Source records:
-.-.-

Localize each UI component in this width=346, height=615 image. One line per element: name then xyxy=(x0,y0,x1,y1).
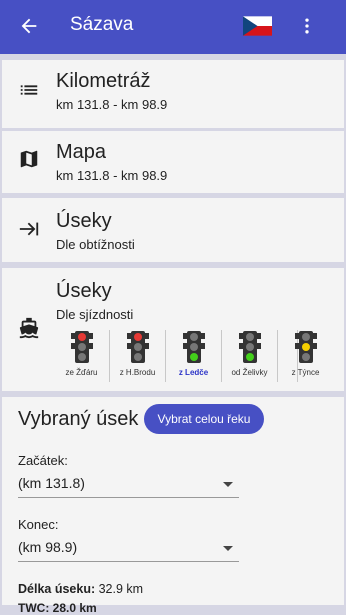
card-useky-obtiznost[interactable]: Úseky Dle obtížnosti xyxy=(2,198,344,262)
selected-section-panel: Vybraný úsek Vybrat celou řeku Začátek: … xyxy=(2,397,344,615)
traffic-light-label: z Týnce xyxy=(291,368,320,377)
card-subtitle: Dle obtížnosti xyxy=(56,237,135,252)
end-select-value: (km 98.9) xyxy=(18,539,78,555)
card-subtitle: Dle sjízdnosti xyxy=(56,307,134,322)
card-subtitle: km 131.8 - km 98.9 xyxy=(56,168,168,183)
traffic-light-list: ze Žďáru z H.Brodu z Ledče od Želivky z … xyxy=(54,330,319,382)
section-length-value: 32.9 km xyxy=(98,582,144,596)
arrow-to-end-icon xyxy=(19,222,39,236)
section-length-label: Délka úseku: xyxy=(18,582,96,596)
start-label: Začátek: xyxy=(18,453,68,468)
traffic-light-green-icon xyxy=(183,331,205,363)
map-icon xyxy=(20,150,38,168)
card-subtitle: km 131.8 - km 98.9 xyxy=(56,97,168,112)
arrow-back-icon[interactable] xyxy=(18,15,40,37)
card-mapa[interactable]: Mapa km 131.8 - km 98.9 xyxy=(2,131,344,193)
card-title: Mapa xyxy=(56,141,107,163)
start-select[interactable]: (km 131.8) xyxy=(18,471,239,498)
traffic-light-red-icon xyxy=(71,331,93,363)
traffic-light-label: z Ledče xyxy=(178,368,209,377)
end-label: Konec: xyxy=(18,517,59,532)
chevron-down-icon xyxy=(223,546,233,551)
traffic-light-label: od Želivky xyxy=(231,368,268,377)
list-icon xyxy=(20,85,38,95)
traffic-light-item[interactable]: od Želivky xyxy=(222,330,278,382)
section-heading: Vybraný úsek xyxy=(18,408,139,430)
more-vert-icon[interactable] xyxy=(297,15,317,37)
boat-icon xyxy=(19,317,39,339)
traffic-light-green-icon xyxy=(239,331,261,363)
traffic-light-item[interactable]: z Týnce xyxy=(278,330,319,382)
traffic-light-item[interactable]: z H.Brodu xyxy=(110,330,166,382)
chevron-down-icon xyxy=(223,482,233,487)
section-extra-info: TWC: 28.0 km xyxy=(18,601,97,615)
traffic-light-item[interactable]: z Ledče xyxy=(166,330,222,382)
end-select[interactable]: (km 98.9) xyxy=(18,535,239,562)
start-select-value: (km 131.8) xyxy=(18,475,85,491)
traffic-light-red-icon xyxy=(127,331,149,363)
card-title: Úseky xyxy=(56,210,112,232)
app-title: Sázava xyxy=(70,14,134,35)
traffic-light-yellow-icon xyxy=(295,331,317,363)
select-whole-river-button[interactable]: Vybrat celou řeku xyxy=(144,404,264,434)
card-kilometraz[interactable]: Kilometráž km 131.8 - km 98.9 xyxy=(2,60,344,128)
card-title: Úseky xyxy=(56,280,112,302)
traffic-light-label: ze Žďáru xyxy=(65,368,98,377)
cz-flag-icon[interactable] xyxy=(243,15,272,37)
traffic-light-item[interactable]: ze Žďáru xyxy=(54,330,110,382)
section-length: Délka úseku: 32.9 km xyxy=(18,582,143,596)
traffic-light-label: z H.Brodu xyxy=(119,368,156,377)
card-title: Kilometráž xyxy=(56,70,151,92)
app-bar: Sázava xyxy=(0,0,346,54)
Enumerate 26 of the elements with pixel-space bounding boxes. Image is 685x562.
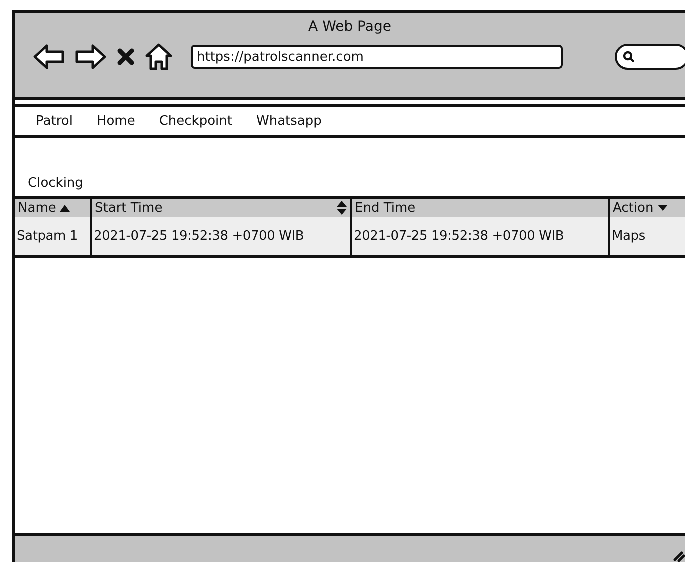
search-icon [623, 51, 635, 63]
column-header[interactable]: Name [12, 199, 90, 217]
back-icon[interactable] [33, 44, 65, 70]
table-cell: Maps [608, 217, 685, 255]
search-field[interactable] [615, 44, 685, 70]
nav-link[interactable]: Patrol [36, 114, 73, 128]
nav-link[interactable]: Checkpoint [159, 114, 232, 128]
table-cell: Satpam 1 [12, 217, 90, 255]
column-header[interactable]: Action [608, 199, 685, 217]
nav-link[interactable]: Home [96, 114, 136, 128]
column-label: Name [18, 200, 56, 216]
window-title: A Web Page [308, 19, 392, 35]
column-header[interactable]: Start Time [90, 199, 350, 217]
forward-icon[interactable] [75, 44, 107, 70]
section-heading: Clocking [28, 176, 84, 193]
column-header[interactable]: End Time [350, 199, 608, 217]
close-icon[interactable] [117, 48, 135, 66]
resize-grip-icon[interactable] [673, 550, 685, 562]
table-cell: 2021-07-25 19:52:38 +0700 WIB [90, 217, 350, 255]
column-label: End Time [355, 200, 416, 216]
address-field[interactable]: https://patrolscanner.com [191, 45, 563, 69]
column-label: Start Time [95, 200, 163, 216]
nav-link[interactable]: Whatsapp [256, 114, 322, 128]
table-cell: 2021-07-25 19:52:38 +0700 WIB [350, 217, 608, 255]
column-label: Action [613, 200, 654, 216]
home-icon[interactable] [145, 43, 173, 71]
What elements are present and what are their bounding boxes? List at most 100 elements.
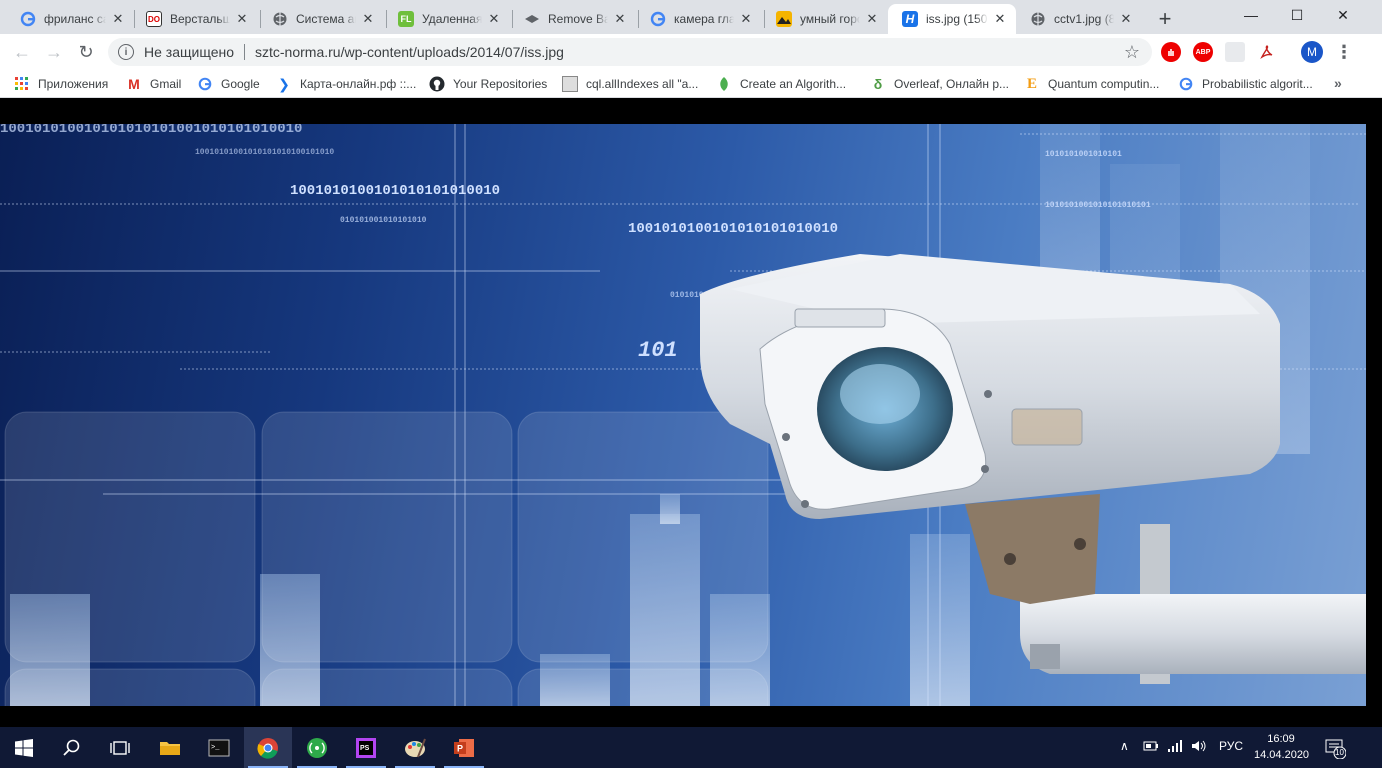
bookmarks-bar: Приложения M Gmail Google ❯ Карта-онлайн… — [0, 70, 1382, 98]
bookmark-star-icon[interactable]: ☆ — [1124, 42, 1140, 63]
language-indicator[interactable]: РУС — [1219, 739, 1243, 753]
arrow-icon: ❯ — [278, 75, 290, 92]
close-window-button[interactable]: ✕ — [1320, 0, 1366, 30]
binary-text: 1010101001010101010101 — [1045, 201, 1151, 210]
tab-sistema[interactable]: Система ав ✕ — [258, 4, 384, 34]
image-icon — [562, 76, 578, 92]
broadcast-icon — [307, 737, 327, 758]
date-text: 14.04.2020 — [1254, 749, 1310, 761]
volume-icon[interactable] — [1191, 739, 1207, 756]
binary-text: 101 — [638, 338, 678, 363]
bookmark-karta[interactable]: ❯ Карта-онлайн.рф ::... — [276, 75, 416, 93]
close-icon[interactable]: ✕ — [612, 11, 628, 27]
google-g-icon — [1178, 76, 1194, 92]
overleaf-icon: δ — [873, 76, 883, 92]
taskbar-paint[interactable] — [391, 727, 439, 768]
notification-count: 10 — [1335, 748, 1344, 757]
url-text[interactable]: sztc-norma.ru/wp-content/uploads/2014/07… — [255, 44, 564, 60]
terminal-icon: >_ — [208, 739, 230, 756]
close-icon[interactable]: ✕ — [738, 11, 754, 27]
close-icon[interactable]: ✕ — [360, 11, 376, 27]
taskbar-powerpoint[interactable]: P — [440, 727, 488, 768]
new-tab-button[interactable]: + — [1152, 6, 1178, 32]
cctv-camera-image: 100101010010101010101001010101010010 100… — [0, 124, 1366, 706]
reload-button[interactable]: ↻ — [72, 38, 100, 66]
adblock-icon[interactable] — [1161, 42, 1181, 62]
bookmark-apps[interactable]: Приложения — [14, 75, 108, 93]
signal-icon[interactable] — [1167, 739, 1183, 756]
close-icon[interactable]: ✕ — [992, 11, 1008, 27]
battery-icon[interactable] — [1143, 739, 1159, 756]
close-icon[interactable]: ✕ — [234, 11, 250, 27]
tab-kamera[interactable]: камера гла ✕ — [636, 4, 762, 34]
tab-strip: фриланс са ✕ DO Верстальщ ✕ Система ав ✕… — [0, 0, 1382, 34]
bookmark-label: Приложения — [38, 77, 109, 91]
bookmark-label: Quantum computin... — [1048, 77, 1160, 91]
binary-text: 100101010010101010101001010101010010 — [0, 124, 302, 137]
task-view-icon — [110, 740, 130, 755]
apps-grid-icon — [14, 76, 30, 92]
binary-text: 10010101001010101010100101010 — [195, 148, 334, 157]
taskbar-file-explorer[interactable] — [146, 727, 194, 768]
tab-cctv1-jpg[interactable]: cctv1.jpg (8 ✕ — [1016, 4, 1142, 34]
bookmark-label: Google — [221, 77, 260, 91]
time-text: 16:09 — [1267, 733, 1295, 745]
bookmark-probabilistic[interactable]: Probabilistic algorit... — [1178, 75, 1313, 93]
browser-toolbar: ← → ↻ i Не защищено sztc-norma.ru/wp-con… — [0, 34, 1382, 70]
bookmark-quantum[interactable]: E Quantum computin... — [1024, 75, 1159, 93]
bookmark-github[interactable]: Your Repositories — [429, 75, 547, 93]
cctv-illustration: 100101010010101010101001010101010010 100… — [0, 124, 1366, 706]
bookmark-gmail[interactable]: M Gmail — [126, 75, 181, 93]
google-g-icon — [650, 11, 666, 27]
taskbar-terminal[interactable]: >_ — [195, 727, 243, 768]
show-hidden-icons-button[interactable]: ∧ — [1120, 739, 1129, 753]
tab-iss-jpg[interactable]: H iss.jpg (150 ✕ — [888, 4, 1016, 34]
chrome-icon — [257, 737, 278, 759]
menu-icon[interactable]: ⋮ — [1334, 40, 1354, 64]
adblock-plus-icon[interactable]: ABP — [1193, 42, 1213, 62]
close-icon[interactable]: ✕ — [1118, 11, 1134, 27]
notifications-button[interactable]: 10 — [1324, 737, 1347, 760]
start-button[interactable] — [0, 727, 48, 768]
bookmarks-overflow-button[interactable]: » — [1334, 75, 1342, 91]
address-bar[interactable]: i Не защищено sztc-norma.ru/wp-content/u… — [108, 38, 1152, 66]
bookmark-algorithm[interactable]: Create an Algorith... — [716, 75, 846, 93]
tab-udalennaya[interactable]: FL Удаленная ✕ — [384, 4, 510, 34]
minimize-button[interactable]: — — [1228, 0, 1274, 30]
tab-umny-gorod[interactable]: умный горс ✕ — [762, 4, 888, 34]
maximize-button[interactable]: ☐ — [1274, 0, 1320, 30]
bookmark-overleaf[interactable]: δ Overleaf, Онлайн р... — [870, 75, 1009, 93]
tab-verstalshik[interactable]: DO Верстальщ ✕ — [132, 4, 258, 34]
task-view-button[interactable] — [96, 727, 144, 768]
svg-text:>_: >_ — [211, 744, 220, 752]
vertical-scrollbar[interactable] — [1366, 98, 1382, 727]
info-icon[interactable]: i — [118, 44, 134, 60]
binary-text: 1001010100101010101010010 — [290, 183, 500, 199]
profile-avatar[interactable]: M — [1301, 41, 1323, 63]
back-button[interactable]: ← — [8, 38, 36, 66]
pdf-extension-icon[interactable] — [1257, 42, 1277, 62]
close-icon[interactable]: ✕ — [486, 11, 502, 27]
bookmark-google[interactable]: Google — [197, 75, 260, 93]
svg-text:P: P — [457, 743, 463, 753]
search-button[interactable] — [48, 727, 96, 768]
powerpoint-icon: P — [454, 738, 474, 757]
binary-text: 010101001010101010 — [340, 216, 427, 225]
close-icon[interactable]: ✕ — [864, 11, 880, 27]
globe-icon — [1030, 11, 1046, 27]
bookmark-cql[interactable]: cql.allIndexes all "a... — [562, 75, 698, 93]
tab-freelance[interactable]: фриланс са ✕ — [6, 4, 134, 34]
clock[interactable]: 16:09 14.04.2020 — [1254, 731, 1310, 763]
taskbar-network-app[interactable] — [293, 727, 341, 768]
tab-remove-bg[interactable]: Remove Bac ✕ — [510, 4, 636, 34]
taskbar-chrome[interactable] — [244, 727, 292, 768]
forward-button[interactable]: → — [40, 38, 68, 66]
fl-icon: FL — [398, 11, 414, 27]
taskbar-phpstorm[interactable]: PS — [342, 727, 390, 768]
svg-text:PS: PS — [360, 745, 370, 752]
remove-bg-icon — [524, 11, 540, 27]
camera-housing — [700, 254, 1280, 519]
close-icon[interactable]: ✕ — [110, 11, 126, 27]
extension-icon[interactable] — [1225, 42, 1245, 62]
security-label: Не защищено — [144, 44, 234, 60]
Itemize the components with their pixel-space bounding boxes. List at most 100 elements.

-.-.-

Turn the lines starting at the one containing "search-icon [623, 51, 635, 63]" and ending at the one containing "close-icon[interactable] [117, 48, 135, 66]" into a Markdown table with the columns "Row" and "Line". Number each row and leave out blank lines.

Output below:
| Row | Line |
|---|---|
| 1 | search-icon [623, 51, 635, 63] |
| 2 | column-header[interactable]: Name [12, 199, 90, 217] |
| 3 | back-icon[interactable] [33, 44, 65, 70] |
| 4 | table-cell: Maps [608, 217, 685, 255] |
| 5 | search-field[interactable] [615, 44, 685, 70] |
| 6 | nav-link[interactable]: Patrol [36, 114, 73, 128] |
| 7 | nav-link[interactable]: Checkpoint [159, 114, 232, 128] |
| 8 | table-cell: Satpam 1 [12, 217, 90, 255] |
| 9 | column-header[interactable]: Action [608, 199, 685, 217] |
| 10 | nav-link[interactable]: Home [96, 114, 136, 128] |
| 11 | column-label: Name [18, 200, 56, 216] |
| 12 | window-title: A Web Page [308, 19, 392, 35] |
| 13 | column-header[interactable]: Start Time [90, 199, 350, 217] |
| 14 | forward-icon[interactable] [75, 44, 107, 70] |
| 15 | section-heading: Clocking [28, 176, 84, 193] |
| 16 | column-header[interactable]: End Time [350, 199, 608, 217] |
| 17 | close-icon[interactable] [117, 48, 135, 66] |